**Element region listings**
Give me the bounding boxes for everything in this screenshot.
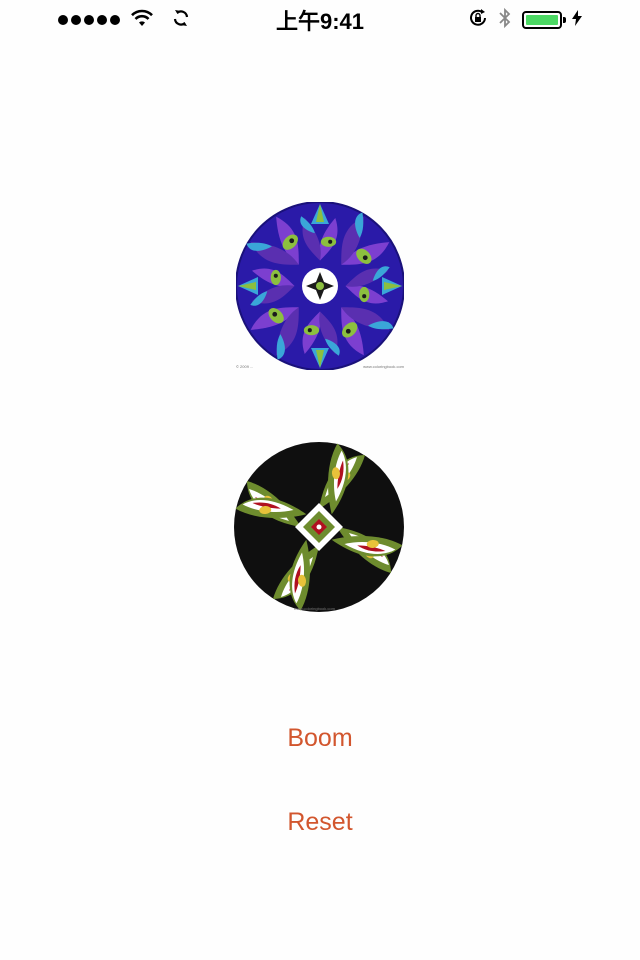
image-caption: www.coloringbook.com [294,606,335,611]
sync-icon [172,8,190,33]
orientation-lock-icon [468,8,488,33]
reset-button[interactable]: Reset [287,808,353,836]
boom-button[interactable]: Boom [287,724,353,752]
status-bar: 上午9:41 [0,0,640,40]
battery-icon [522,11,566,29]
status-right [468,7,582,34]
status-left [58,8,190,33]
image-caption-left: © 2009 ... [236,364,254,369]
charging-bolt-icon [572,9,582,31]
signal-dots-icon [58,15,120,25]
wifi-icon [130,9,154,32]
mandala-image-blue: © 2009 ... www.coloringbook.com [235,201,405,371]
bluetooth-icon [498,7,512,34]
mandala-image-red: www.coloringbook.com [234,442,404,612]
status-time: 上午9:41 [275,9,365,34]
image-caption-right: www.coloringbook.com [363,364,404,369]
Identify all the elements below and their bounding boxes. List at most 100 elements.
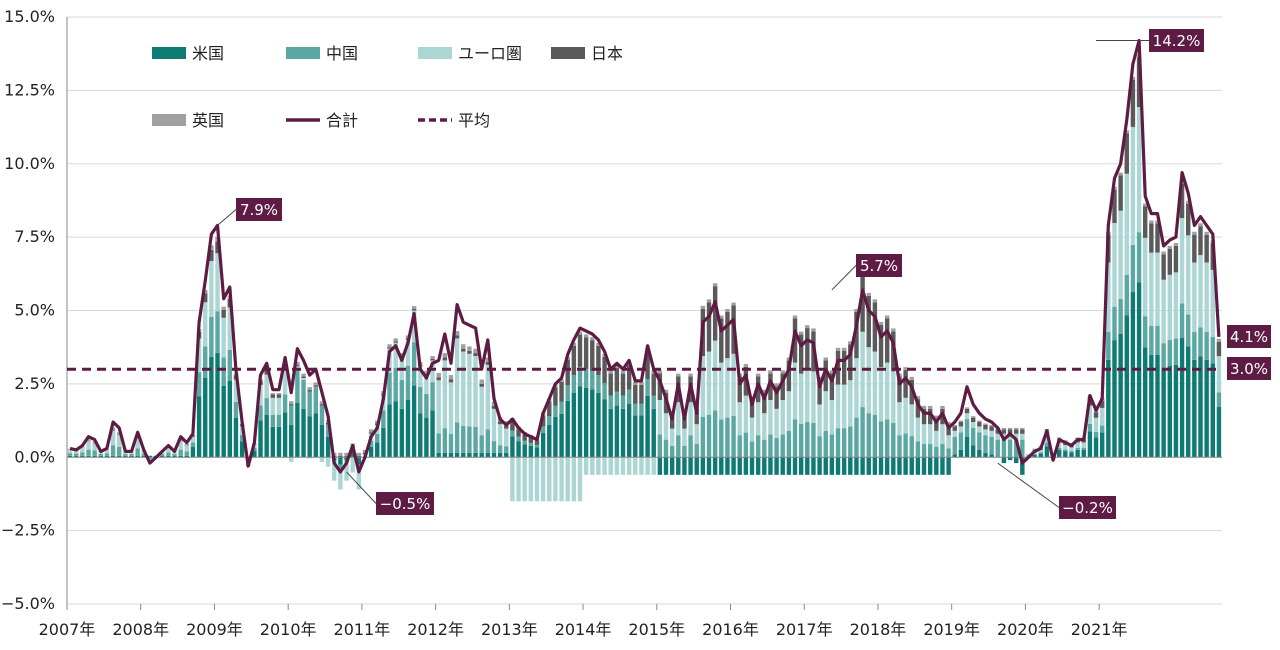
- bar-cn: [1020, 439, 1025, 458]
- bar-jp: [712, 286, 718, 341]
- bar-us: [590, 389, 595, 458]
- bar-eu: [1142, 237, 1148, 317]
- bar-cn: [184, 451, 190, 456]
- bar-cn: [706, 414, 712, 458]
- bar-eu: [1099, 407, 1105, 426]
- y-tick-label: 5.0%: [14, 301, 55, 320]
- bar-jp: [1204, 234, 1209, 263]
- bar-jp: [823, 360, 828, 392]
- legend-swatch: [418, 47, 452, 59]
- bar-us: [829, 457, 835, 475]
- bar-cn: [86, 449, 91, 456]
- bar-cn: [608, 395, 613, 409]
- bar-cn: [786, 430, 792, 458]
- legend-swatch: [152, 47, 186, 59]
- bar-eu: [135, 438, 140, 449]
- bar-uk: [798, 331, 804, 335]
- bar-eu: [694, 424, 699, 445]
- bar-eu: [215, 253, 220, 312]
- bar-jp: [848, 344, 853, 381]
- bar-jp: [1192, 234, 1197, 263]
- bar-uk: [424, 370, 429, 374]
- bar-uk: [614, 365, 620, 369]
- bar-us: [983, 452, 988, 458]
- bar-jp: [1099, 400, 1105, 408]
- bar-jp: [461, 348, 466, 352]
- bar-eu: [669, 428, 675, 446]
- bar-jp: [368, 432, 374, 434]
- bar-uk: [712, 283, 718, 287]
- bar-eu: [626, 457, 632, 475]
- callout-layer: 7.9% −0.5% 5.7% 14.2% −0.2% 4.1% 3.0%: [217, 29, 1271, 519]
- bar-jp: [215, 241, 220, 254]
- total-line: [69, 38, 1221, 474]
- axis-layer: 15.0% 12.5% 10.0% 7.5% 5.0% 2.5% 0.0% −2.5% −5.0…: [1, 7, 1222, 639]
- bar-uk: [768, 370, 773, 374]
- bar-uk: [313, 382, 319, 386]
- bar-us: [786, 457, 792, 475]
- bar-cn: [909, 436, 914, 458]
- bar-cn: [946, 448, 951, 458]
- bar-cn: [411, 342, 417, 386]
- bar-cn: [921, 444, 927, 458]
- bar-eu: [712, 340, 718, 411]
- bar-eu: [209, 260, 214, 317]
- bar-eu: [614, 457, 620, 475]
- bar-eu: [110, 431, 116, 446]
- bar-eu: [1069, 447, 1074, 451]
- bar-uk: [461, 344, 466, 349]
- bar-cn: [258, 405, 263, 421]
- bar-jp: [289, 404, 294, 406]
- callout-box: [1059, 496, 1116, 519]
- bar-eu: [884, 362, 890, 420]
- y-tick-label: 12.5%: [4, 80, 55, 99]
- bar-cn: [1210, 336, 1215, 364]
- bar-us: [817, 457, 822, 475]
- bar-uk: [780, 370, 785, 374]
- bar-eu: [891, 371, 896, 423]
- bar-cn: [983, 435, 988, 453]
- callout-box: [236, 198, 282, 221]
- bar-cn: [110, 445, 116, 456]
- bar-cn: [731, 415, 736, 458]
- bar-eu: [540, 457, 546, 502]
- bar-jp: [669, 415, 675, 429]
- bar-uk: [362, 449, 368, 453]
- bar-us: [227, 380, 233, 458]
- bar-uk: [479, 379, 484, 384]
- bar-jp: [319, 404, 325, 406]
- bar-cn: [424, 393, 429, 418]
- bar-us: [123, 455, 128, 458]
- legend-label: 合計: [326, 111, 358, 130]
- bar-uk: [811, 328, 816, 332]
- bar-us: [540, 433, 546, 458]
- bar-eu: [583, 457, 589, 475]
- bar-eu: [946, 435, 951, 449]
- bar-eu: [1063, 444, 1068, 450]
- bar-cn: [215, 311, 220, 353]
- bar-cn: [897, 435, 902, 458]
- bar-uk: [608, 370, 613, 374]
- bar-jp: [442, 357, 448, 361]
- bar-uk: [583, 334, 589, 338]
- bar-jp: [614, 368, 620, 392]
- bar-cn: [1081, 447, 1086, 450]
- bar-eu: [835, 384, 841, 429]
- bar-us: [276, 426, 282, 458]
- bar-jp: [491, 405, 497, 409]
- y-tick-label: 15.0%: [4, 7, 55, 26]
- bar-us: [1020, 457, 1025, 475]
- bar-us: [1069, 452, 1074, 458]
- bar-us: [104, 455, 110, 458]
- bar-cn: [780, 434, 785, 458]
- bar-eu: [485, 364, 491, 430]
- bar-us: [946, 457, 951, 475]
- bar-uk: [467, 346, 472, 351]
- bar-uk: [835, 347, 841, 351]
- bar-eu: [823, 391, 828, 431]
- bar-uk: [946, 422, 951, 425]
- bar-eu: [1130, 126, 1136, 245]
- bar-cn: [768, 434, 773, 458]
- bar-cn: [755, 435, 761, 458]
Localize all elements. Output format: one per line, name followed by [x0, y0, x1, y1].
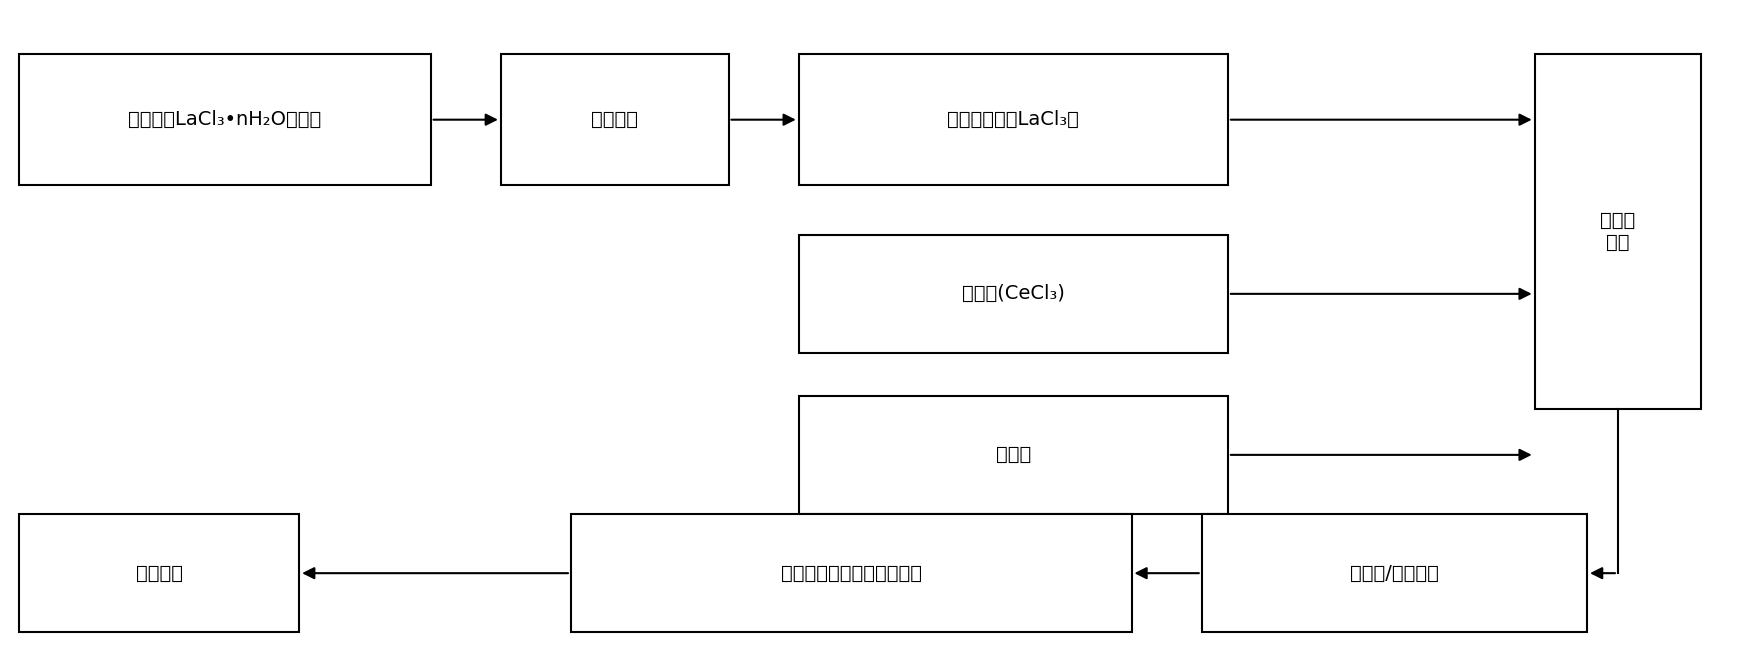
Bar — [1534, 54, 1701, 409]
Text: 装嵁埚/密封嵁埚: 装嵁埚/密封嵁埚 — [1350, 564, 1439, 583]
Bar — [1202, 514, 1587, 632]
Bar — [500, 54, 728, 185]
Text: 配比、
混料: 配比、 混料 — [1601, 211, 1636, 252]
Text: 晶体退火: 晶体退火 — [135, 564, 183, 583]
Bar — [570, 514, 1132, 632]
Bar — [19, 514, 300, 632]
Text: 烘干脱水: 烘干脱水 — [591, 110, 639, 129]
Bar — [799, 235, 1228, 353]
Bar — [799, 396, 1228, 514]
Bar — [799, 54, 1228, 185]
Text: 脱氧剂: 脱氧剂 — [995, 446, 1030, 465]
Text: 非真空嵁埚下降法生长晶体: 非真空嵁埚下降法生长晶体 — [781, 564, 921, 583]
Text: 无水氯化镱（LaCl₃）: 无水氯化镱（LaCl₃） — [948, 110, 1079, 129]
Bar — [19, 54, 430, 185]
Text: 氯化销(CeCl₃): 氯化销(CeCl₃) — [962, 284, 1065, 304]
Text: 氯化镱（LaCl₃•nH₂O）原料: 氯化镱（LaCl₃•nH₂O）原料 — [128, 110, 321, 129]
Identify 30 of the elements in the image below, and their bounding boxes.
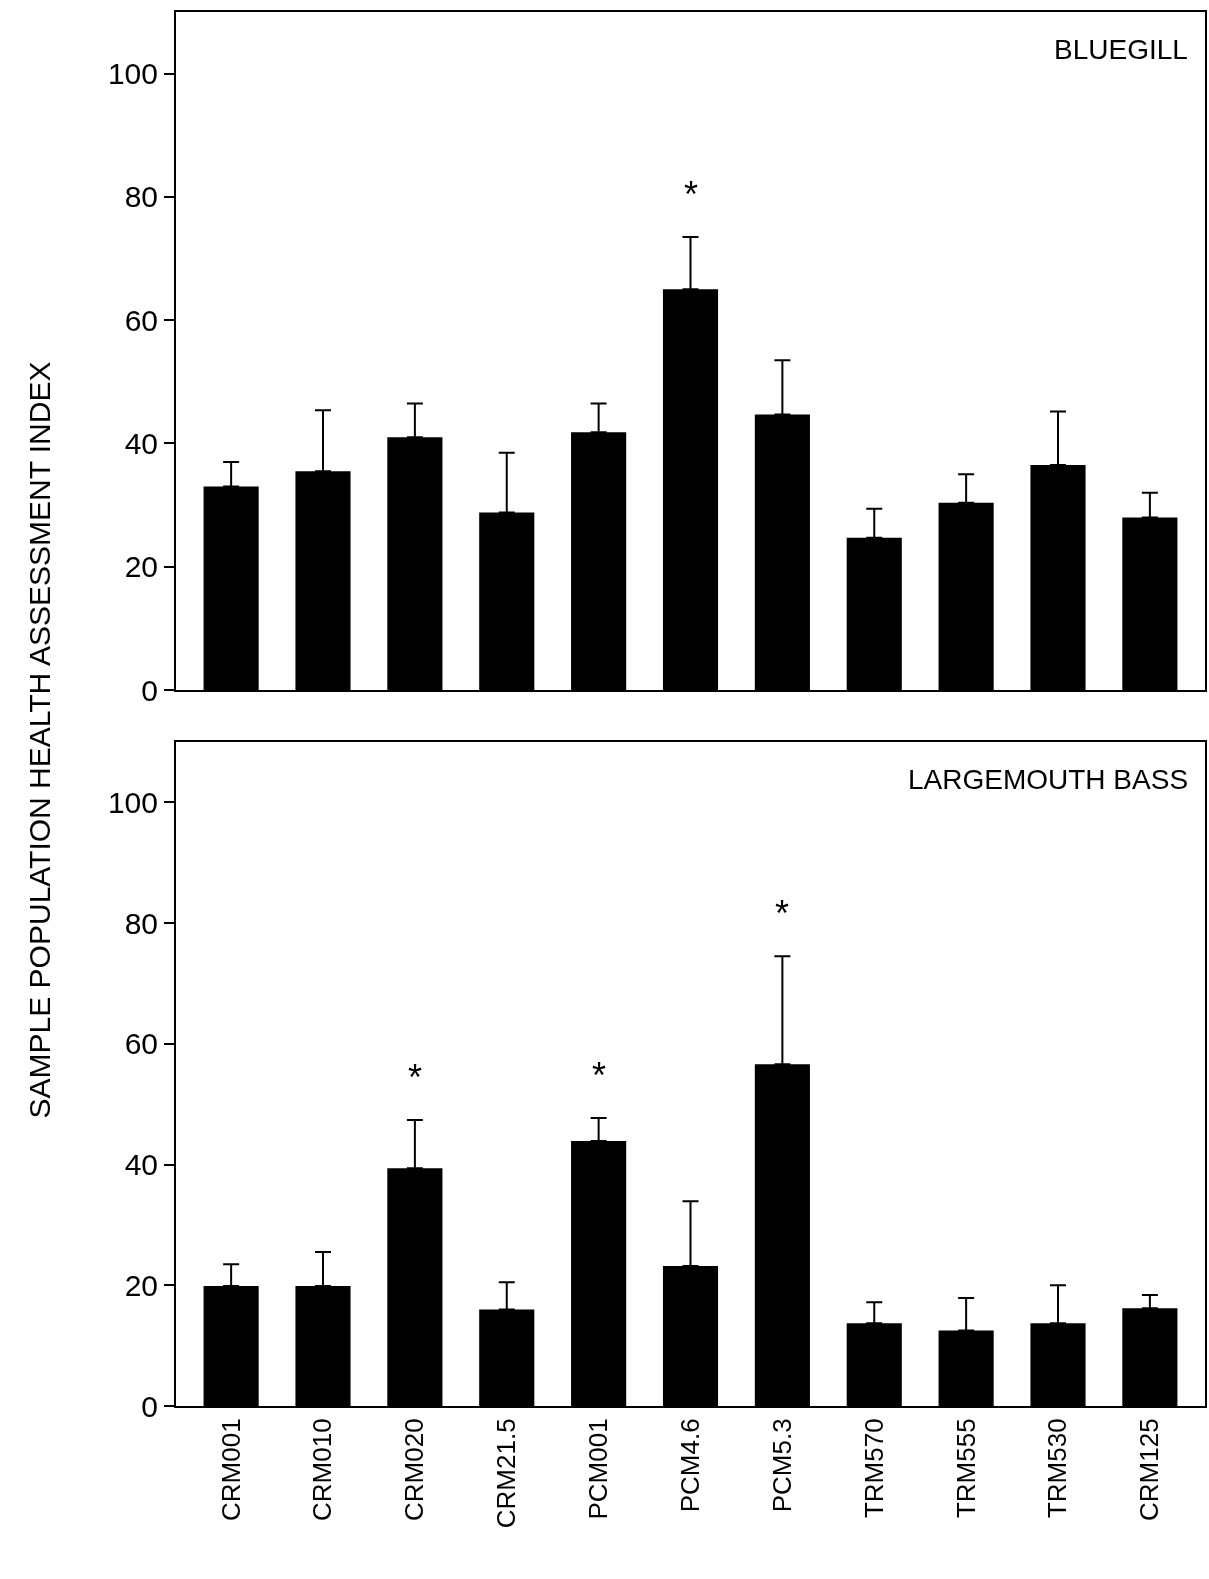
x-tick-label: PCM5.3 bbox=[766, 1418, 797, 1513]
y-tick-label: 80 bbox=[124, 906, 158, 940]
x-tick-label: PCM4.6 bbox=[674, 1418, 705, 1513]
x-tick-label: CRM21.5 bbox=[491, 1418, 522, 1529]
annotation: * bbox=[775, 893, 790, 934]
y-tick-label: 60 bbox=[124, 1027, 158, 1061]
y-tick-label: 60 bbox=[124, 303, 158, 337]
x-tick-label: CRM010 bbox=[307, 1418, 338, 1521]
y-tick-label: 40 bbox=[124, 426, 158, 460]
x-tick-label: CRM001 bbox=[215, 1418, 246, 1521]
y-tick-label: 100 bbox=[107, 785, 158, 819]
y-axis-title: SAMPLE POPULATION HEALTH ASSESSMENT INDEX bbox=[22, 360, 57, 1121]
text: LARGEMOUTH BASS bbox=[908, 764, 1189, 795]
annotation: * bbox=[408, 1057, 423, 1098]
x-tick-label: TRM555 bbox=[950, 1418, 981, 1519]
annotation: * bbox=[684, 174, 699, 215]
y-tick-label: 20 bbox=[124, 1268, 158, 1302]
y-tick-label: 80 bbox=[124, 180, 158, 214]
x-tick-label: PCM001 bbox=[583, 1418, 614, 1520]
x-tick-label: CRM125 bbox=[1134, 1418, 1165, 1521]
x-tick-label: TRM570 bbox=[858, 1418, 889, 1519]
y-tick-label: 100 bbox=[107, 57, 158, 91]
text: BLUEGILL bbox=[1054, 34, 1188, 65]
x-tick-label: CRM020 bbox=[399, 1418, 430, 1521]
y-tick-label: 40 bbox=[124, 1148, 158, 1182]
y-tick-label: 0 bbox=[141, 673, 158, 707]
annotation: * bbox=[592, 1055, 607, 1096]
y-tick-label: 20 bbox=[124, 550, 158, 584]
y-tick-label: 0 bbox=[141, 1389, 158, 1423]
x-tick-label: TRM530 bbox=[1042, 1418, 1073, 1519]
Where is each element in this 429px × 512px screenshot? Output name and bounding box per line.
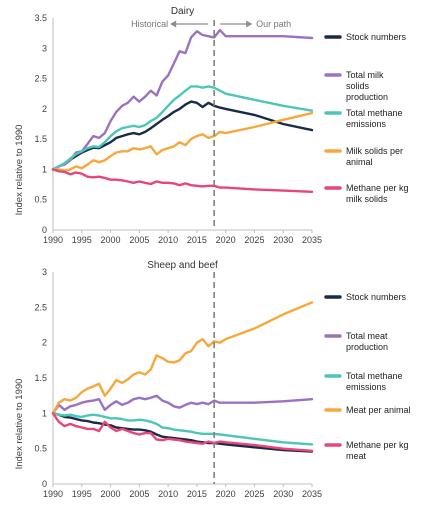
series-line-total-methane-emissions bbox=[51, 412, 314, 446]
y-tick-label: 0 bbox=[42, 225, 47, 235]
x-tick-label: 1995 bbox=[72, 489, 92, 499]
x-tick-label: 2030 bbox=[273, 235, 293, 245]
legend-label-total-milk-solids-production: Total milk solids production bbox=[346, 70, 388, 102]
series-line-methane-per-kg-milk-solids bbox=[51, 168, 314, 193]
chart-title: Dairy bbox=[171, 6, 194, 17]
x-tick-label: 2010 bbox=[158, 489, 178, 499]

**PROMPT**
Echo the items, unchanged, from the line containing "series-line-total-methane-emissions bbox=[51, 412, 314, 446]" through the last line of the items, including both ends.

**EXERCISE ANSWER**
series-line-total-methane-emissions bbox=[51, 412, 314, 446]
y-tick-label: 0 bbox=[42, 225, 47, 235]
x-tick-label: 1995 bbox=[72, 489, 92, 499]
x-tick-label: 2030 bbox=[273, 235, 293, 245]
legend-label-total-milk-solids-production: Total milk solids production bbox=[346, 70, 388, 102]
series-line-methane-per-kg-milk-solids bbox=[51, 168, 314, 193]
chart-title: Dairy bbox=[171, 6, 194, 17]
x-tick-label: 2010 bbox=[158, 489, 178, 499]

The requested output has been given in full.